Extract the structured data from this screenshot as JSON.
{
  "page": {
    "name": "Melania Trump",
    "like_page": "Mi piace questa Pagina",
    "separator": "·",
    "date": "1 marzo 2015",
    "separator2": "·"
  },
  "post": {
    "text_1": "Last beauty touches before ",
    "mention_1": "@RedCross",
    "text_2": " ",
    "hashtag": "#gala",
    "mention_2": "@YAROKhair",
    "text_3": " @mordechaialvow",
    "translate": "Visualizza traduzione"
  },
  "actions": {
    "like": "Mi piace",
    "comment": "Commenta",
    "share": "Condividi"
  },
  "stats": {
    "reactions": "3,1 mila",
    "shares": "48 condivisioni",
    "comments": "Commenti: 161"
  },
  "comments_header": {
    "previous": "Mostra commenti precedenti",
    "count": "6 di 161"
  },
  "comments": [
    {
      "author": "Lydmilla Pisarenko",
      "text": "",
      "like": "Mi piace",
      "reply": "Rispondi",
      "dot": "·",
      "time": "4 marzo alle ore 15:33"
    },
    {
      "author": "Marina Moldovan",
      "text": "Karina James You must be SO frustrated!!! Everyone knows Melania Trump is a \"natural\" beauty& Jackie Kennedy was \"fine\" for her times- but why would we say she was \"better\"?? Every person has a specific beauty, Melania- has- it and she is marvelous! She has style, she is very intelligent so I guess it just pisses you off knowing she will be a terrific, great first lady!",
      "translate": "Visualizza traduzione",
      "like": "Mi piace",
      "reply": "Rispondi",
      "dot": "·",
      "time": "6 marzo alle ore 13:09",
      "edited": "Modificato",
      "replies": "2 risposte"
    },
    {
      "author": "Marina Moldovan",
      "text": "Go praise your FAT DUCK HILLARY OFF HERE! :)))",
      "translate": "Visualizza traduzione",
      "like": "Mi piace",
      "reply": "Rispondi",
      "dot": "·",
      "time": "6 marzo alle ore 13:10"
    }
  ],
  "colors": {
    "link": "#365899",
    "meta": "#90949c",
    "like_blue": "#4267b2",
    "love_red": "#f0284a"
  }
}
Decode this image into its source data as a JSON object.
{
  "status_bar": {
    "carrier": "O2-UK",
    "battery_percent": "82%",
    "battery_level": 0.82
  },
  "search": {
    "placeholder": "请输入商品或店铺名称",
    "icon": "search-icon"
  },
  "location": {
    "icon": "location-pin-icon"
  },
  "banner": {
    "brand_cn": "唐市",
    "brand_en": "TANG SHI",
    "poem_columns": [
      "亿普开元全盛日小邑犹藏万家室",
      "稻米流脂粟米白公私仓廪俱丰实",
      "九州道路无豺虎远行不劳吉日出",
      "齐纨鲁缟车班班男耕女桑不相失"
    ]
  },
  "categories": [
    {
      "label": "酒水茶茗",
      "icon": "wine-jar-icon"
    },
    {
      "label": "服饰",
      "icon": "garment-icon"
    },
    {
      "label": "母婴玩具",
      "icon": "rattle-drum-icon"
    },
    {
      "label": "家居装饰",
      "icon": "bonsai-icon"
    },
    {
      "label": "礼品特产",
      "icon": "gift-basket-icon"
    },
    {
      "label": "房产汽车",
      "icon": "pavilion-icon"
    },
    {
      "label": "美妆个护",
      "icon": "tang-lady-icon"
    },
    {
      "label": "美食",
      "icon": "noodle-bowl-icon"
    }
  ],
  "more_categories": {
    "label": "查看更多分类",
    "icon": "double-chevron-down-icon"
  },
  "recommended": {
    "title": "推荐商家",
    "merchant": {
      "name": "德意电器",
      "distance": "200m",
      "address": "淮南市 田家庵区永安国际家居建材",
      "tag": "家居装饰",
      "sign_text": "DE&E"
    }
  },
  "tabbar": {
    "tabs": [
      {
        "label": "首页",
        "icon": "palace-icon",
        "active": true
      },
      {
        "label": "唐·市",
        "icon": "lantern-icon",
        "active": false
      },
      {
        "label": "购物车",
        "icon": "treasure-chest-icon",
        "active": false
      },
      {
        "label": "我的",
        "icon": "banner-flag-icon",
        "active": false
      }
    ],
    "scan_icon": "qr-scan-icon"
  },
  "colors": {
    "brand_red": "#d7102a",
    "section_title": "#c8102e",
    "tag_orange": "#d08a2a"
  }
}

□ □ □

Reproduce the material above exactly; please quote every line of it.

Extract the structured data from this screenshot as JSON.
{
  "page": {
    "name": "Melania Trump",
    "like_page": "Mi piace questa Pagina",
    "separator": "·",
    "date": "1 marzo 2015",
    "separator2": "·"
  },
  "post": {
    "text_1": "Last beauty touches before ",
    "mention_1": "@RedCross",
    "text_2": " ",
    "hashtag": "#gala",
    "mention_2": "@YAROKhair",
    "text_3": " @mordechaialvow",
    "translate": "Visualizza traduzione"
  },
  "actions": {
    "like": "Mi piace",
    "comment": "Commenta",
    "share": "Condividi"
  },
  "stats": {
    "reactions": "3,1 mila",
    "shares": "48 condivisioni",
    "comments": "Commenti: 161"
  },
  "comments_header": {
    "previous": "Mostra commenti precedenti",
    "count": "6 di 161"
  },
  "comments": [
    {
      "author": "Lydmilla Pisarenko",
      "text": "",
      "like": "Mi piace",
      "reply": "Rispondi",
      "dot": "·",
      "time": "4 marzo alle ore 15:33"
    },
    {
      "author": "Marina Moldovan",
      "text": "Karina James You must be SO frustrated!!! Everyone knows Melania Trump is a \"natural\" beauty& Jackie Kennedy was \"fine\" for her times- but why would we say she was \"better\"?? Every person has a specific beauty, Melania- has- it and she is marvelous! She has style, she is very intelligent so I guess it just pisses you off knowing she will be a terrific, great first lady!",
      "translate": "Visualizza traduzione",
      "like": "Mi piace",
      "reply": "Rispondi",
      "dot": "·",
      "time": "6 marzo alle ore 13:09",
      "edited": "Modificato",
      "replies": "2 risposte"
    },
    {
      "author": "Marina Moldovan",
      "text": "Go praise your FAT DUCK HILLARY OFF HERE! :)))",
      "translate": "Visualizza traduzione",
      "like": "Mi piace",
      "reply": "Rispondi",
      "dot": "·",
      "time": "6 marzo alle ore 13:10"
    }
  ],
  "colors": {
    "link": "#365899",
    "meta": "#90949c",
    "like_blue": "#4267b2",
    "love_red": "#f0284a"
  }
}
Decode this image into its source data as a JSON object.
{
  "status_bar": {
    "carrier": "O2-UK",
    "battery_percent": "82%",
    "battery_level": 0.82
  },
  "search": {
    "placeholder": "请输入商品或店铺名称",
    "icon": "search-icon"
  },
  "location": {
    "icon": "location-pin-icon"
  },
  "banner": {
    "brand_cn": "唐市",
    "brand_en": "TANG SHI",
    "poem_columns": [
      "亿普开元全盛日小邑犹藏万家室",
      "稻米流脂粟米白公私仓廪俱丰实",
      "九州道路无豺虎远行不劳吉日出",
      "齐纨鲁缟车班班男耕女桑不相失"
    ]
  },
  "categories": [
    {
      "label": "酒水茶茗",
      "icon": "wine-jar-icon"
    },
    {
      "label": "服饰",
      "icon": "garment-icon"
    },
    {
      "label": "母婴玩具",
      "icon": "rattle-drum-icon"
    },
    {
      "label": "家居装饰",
      "icon": "bonsai-icon"
    },
    {
      "label": "礼品特产",
      "icon": "gift-basket-icon"
    },
    {
      "label": "房产汽车",
      "icon": "pavilion-icon"
    },
    {
      "label": "美妆个护",
      "icon": "tang-lady-icon"
    },
    {
      "label": "美食",
      "icon": "noodle-bowl-icon"
    }
  ],
  "more_categories": {
    "label": "查看更多分类",
    "icon": "double-chevron-down-icon"
  },
  "recommended": {
    "title": "推荐商家",
    "merchant": {
      "name": "德意电器",
      "distance": "200m",
      "address": "淮南市 田家庵区永安国际家居建材",
      "tag": "家居装饰",
      "sign_text": "DE&E"
    }
  },
  "tabbar": {
    "tabs": [
      {
        "label": "首页",
        "icon": "palace-icon",
        "active": true
      },
      {
        "label": "唐·市",
        "icon": "lantern-icon",
        "active": false
      },
      {
        "label": "购物车",
        "icon": "treasure-chest-icon",
        "active": false
      },
      {
        "label": "我的",
        "icon": "banner-flag-icon",
        "active": false
      }
    ],
    "scan_icon": "qr-scan-icon"
  },
  "colors": {
    "brand_red": "#d7102a",
    "section_title": "#c8102e",
    "tag_orange": "#d08a2a"
  }
}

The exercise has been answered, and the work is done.